REQUIREMENT
Copy all lines in which the word "viene" can be found.
#### ROWS
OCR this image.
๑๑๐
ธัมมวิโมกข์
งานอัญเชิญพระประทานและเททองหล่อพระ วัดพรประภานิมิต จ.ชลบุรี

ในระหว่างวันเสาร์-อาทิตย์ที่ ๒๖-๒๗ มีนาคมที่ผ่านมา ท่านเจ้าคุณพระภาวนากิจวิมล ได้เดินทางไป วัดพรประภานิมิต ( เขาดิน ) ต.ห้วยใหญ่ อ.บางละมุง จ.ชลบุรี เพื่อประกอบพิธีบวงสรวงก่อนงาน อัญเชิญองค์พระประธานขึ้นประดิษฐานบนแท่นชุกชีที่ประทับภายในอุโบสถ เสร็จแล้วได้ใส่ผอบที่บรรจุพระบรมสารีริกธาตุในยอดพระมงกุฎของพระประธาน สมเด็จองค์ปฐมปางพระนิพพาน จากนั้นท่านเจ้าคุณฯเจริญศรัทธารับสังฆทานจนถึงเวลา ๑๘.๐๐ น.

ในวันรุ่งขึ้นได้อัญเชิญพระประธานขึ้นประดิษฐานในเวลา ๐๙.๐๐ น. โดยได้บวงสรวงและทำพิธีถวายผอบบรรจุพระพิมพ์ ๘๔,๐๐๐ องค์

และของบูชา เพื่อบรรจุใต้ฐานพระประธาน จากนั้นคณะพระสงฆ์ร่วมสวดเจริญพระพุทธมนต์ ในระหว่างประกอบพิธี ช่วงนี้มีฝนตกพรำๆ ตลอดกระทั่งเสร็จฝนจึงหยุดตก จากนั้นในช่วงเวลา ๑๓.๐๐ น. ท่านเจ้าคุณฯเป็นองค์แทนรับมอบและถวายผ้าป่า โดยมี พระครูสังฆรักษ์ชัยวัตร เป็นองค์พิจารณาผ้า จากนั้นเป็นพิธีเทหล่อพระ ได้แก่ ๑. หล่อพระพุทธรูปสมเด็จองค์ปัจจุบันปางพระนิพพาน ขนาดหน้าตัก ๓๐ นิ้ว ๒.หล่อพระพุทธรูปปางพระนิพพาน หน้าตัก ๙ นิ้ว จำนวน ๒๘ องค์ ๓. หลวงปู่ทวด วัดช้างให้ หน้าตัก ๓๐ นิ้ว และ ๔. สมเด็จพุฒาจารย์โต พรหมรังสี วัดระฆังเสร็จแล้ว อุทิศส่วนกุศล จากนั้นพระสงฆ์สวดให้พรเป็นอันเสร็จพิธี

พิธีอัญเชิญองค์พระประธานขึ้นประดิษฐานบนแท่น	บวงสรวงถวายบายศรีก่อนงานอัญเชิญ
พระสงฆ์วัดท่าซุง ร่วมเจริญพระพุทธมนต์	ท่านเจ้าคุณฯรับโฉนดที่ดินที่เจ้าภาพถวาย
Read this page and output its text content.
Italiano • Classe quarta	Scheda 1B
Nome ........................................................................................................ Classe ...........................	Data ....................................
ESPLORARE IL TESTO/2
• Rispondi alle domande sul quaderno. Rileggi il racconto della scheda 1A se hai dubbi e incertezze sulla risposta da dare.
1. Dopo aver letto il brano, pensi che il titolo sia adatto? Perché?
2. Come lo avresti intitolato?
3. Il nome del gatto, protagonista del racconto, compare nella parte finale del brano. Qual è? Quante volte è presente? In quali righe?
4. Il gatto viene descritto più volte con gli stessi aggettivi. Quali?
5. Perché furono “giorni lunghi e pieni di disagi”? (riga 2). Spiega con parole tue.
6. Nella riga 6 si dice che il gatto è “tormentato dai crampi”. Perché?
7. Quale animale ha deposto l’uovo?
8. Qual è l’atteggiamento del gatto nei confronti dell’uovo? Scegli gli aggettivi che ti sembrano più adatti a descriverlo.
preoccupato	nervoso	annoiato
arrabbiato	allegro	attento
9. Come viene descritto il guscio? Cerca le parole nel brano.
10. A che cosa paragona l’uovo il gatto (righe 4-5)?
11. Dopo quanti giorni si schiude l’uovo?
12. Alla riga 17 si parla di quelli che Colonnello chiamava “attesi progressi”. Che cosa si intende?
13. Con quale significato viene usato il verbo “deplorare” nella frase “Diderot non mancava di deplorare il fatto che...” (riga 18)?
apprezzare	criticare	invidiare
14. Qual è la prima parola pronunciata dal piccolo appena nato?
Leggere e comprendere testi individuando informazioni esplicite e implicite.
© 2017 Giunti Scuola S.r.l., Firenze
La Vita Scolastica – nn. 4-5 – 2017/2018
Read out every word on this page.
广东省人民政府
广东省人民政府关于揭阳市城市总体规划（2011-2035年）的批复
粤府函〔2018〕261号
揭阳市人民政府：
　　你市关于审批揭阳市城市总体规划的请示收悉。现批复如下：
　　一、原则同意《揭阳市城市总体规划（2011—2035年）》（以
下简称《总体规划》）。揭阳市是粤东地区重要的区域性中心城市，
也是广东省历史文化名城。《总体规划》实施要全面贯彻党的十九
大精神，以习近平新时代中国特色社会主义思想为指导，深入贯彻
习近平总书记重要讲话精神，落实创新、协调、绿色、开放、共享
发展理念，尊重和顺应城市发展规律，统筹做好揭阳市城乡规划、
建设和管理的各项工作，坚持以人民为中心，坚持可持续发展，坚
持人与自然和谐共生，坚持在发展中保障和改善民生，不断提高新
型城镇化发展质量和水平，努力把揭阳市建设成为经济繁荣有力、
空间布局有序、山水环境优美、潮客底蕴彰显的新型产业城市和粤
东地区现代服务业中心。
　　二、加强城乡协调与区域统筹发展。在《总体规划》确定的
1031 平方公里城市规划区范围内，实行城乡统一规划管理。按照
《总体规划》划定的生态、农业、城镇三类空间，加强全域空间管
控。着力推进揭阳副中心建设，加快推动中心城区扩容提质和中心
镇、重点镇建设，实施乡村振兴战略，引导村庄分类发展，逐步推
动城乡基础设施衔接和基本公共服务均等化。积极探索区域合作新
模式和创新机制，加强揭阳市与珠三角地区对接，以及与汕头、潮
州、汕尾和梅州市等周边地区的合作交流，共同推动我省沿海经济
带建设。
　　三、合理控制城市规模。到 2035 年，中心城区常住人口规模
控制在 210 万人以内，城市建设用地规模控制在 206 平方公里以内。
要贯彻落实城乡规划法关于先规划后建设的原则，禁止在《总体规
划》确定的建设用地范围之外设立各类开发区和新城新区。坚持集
########
PROBLEM SOLUTION
4. Il gatto viene descritto più volte con gli stessi aggettivi. Quali?
9. Come viene descritto il guscio? Cerca le parole nel brano.
13. Con quale significato viene usato il verbo “deplorare” nella frase “Diderot non mancava di deplorare il fatto che...” (riga 18)?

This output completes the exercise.